= Task instructions =
Retype exactly the line holding "Extract the structured" and each line that follows, down to the last one. Exclude pictures.

Figure record listings
^^^^^^^^
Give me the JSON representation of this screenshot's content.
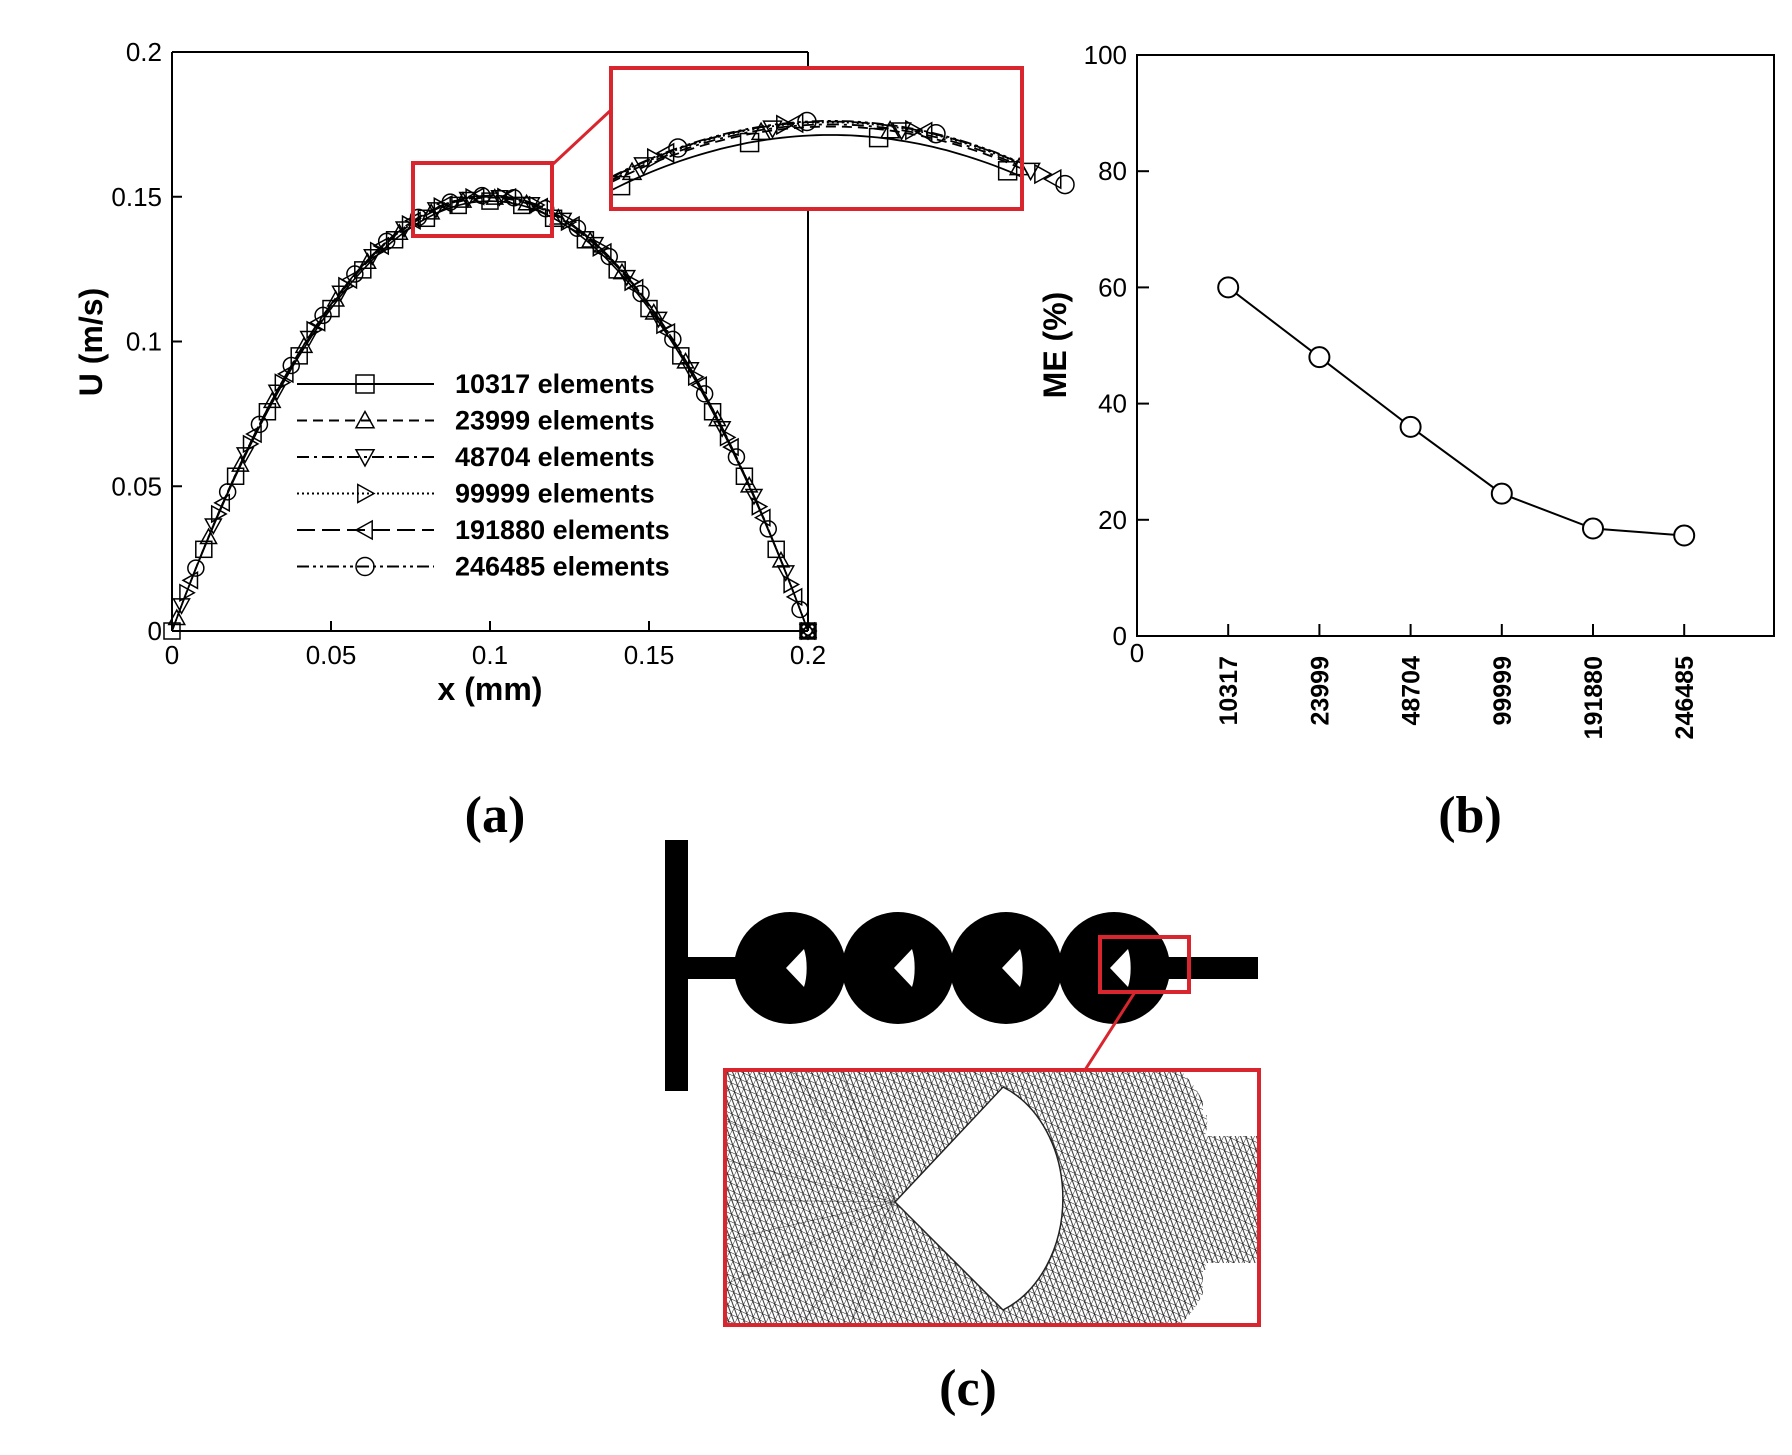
{
  "panel_labels": {
    "a": "(a)",
    "b": "(b)",
    "c": "(c)"
  },
  "colors": {
    "highlight": "#d9252e",
    "ink": "#000000"
  },
  "chart_data": [
    {
      "panel": "(a)",
      "type": "line",
      "xlabel": "x (mm)",
      "ylabel": "U (m/s)",
      "xlim": [
        0,
        0.2
      ],
      "ylim": [
        0,
        0.2
      ],
      "xticks": [
        "0",
        "0.05",
        "0.1",
        "0.15",
        "0.2"
      ],
      "yticks": [
        "0",
        "0.05",
        "0.1",
        "0.15",
        "0.2"
      ],
      "grid": false,
      "legend_position": "bottom-center",
      "profile_shape": "parabolic",
      "series": [
        {
          "name": "10317 elements",
          "peak": 0.1485,
          "marker": "square",
          "dash": "solid"
        },
        {
          "name": "23999 elements",
          "peak": 0.1497,
          "marker": "triangle-up",
          "dash": "dashed"
        },
        {
          "name": "48704 elements",
          "peak": 0.15,
          "marker": "triangle-down",
          "dash": "dashdot"
        },
        {
          "name": "99999 elements",
          "peak": 0.1503,
          "marker": "triangle-right",
          "dash": "dotted"
        },
        {
          "name": "191880 elements",
          "peak": 0.1504,
          "marker": "triangle-left",
          "dash": "longdash"
        },
        {
          "name": "246485 elements",
          "peak": 0.1505,
          "marker": "circle",
          "dash": "dashdotdot"
        }
      ],
      "inset": "zoom of peak region (x 0.077–0.12, U 0.14–0.16)"
    },
    {
      "panel": "(b)",
      "type": "line",
      "xlabel": "",
      "ylabel": "ME (%)",
      "ylim": [
        0,
        100
      ],
      "yticks": [
        "0",
        "20",
        "40",
        "60",
        "80",
        "100"
      ],
      "x_origin_label": "0",
      "categories": [
        "10317",
        "23999",
        "48704",
        "99999",
        "191880",
        "246485"
      ],
      "values": [
        60,
        48,
        36,
        24.5,
        18.5,
        17.3
      ],
      "marker": "circle",
      "grid": false
    }
  ]
}
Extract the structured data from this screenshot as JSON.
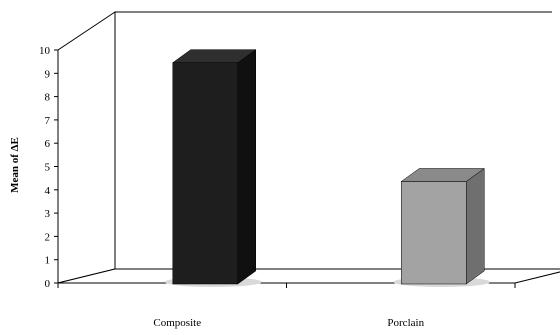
{
  "chart_data": {
    "type": "bar",
    "style": "3d",
    "categories": [
      "Composite",
      "Porclain"
    ],
    "values": [
      9.5,
      4.4
    ],
    "bar_colors": [
      "#1e1e1e",
      "#a3a3a3"
    ],
    "bar_side_colors": [
      "#101010",
      "#6f6f6f"
    ],
    "bar_top_colors": [
      "#2f2f2f",
      "#8a8a8a"
    ],
    "ylabel": "Mean of ΔE",
    "xlabel": "",
    "ylim": [
      0,
      10
    ],
    "yticks": [
      0,
      1,
      2,
      3,
      4,
      5,
      6,
      7,
      8,
      9,
      10
    ],
    "grid": false,
    "legend": "none"
  }
}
^^^^^^^^
= Response below =
Extract the structured data from this screenshot as JSON.
{
  "chart_data": {
    "type": "bar",
    "style": "3d",
    "categories": [
      "Composite",
      "Porclain"
    ],
    "values": [
      9.5,
      4.4
    ],
    "bar_colors": [
      "#1e1e1e",
      "#a3a3a3"
    ],
    "bar_side_colors": [
      "#101010",
      "#6f6f6f"
    ],
    "bar_top_colors": [
      "#2f2f2f",
      "#8a8a8a"
    ],
    "ylabel": "Mean of ΔE",
    "xlabel": "",
    "ylim": [
      0,
      10
    ],
    "yticks": [
      0,
      1,
      2,
      3,
      4,
      5,
      6,
      7,
      8,
      9,
      10
    ],
    "grid": false,
    "legend": "none"
  }
}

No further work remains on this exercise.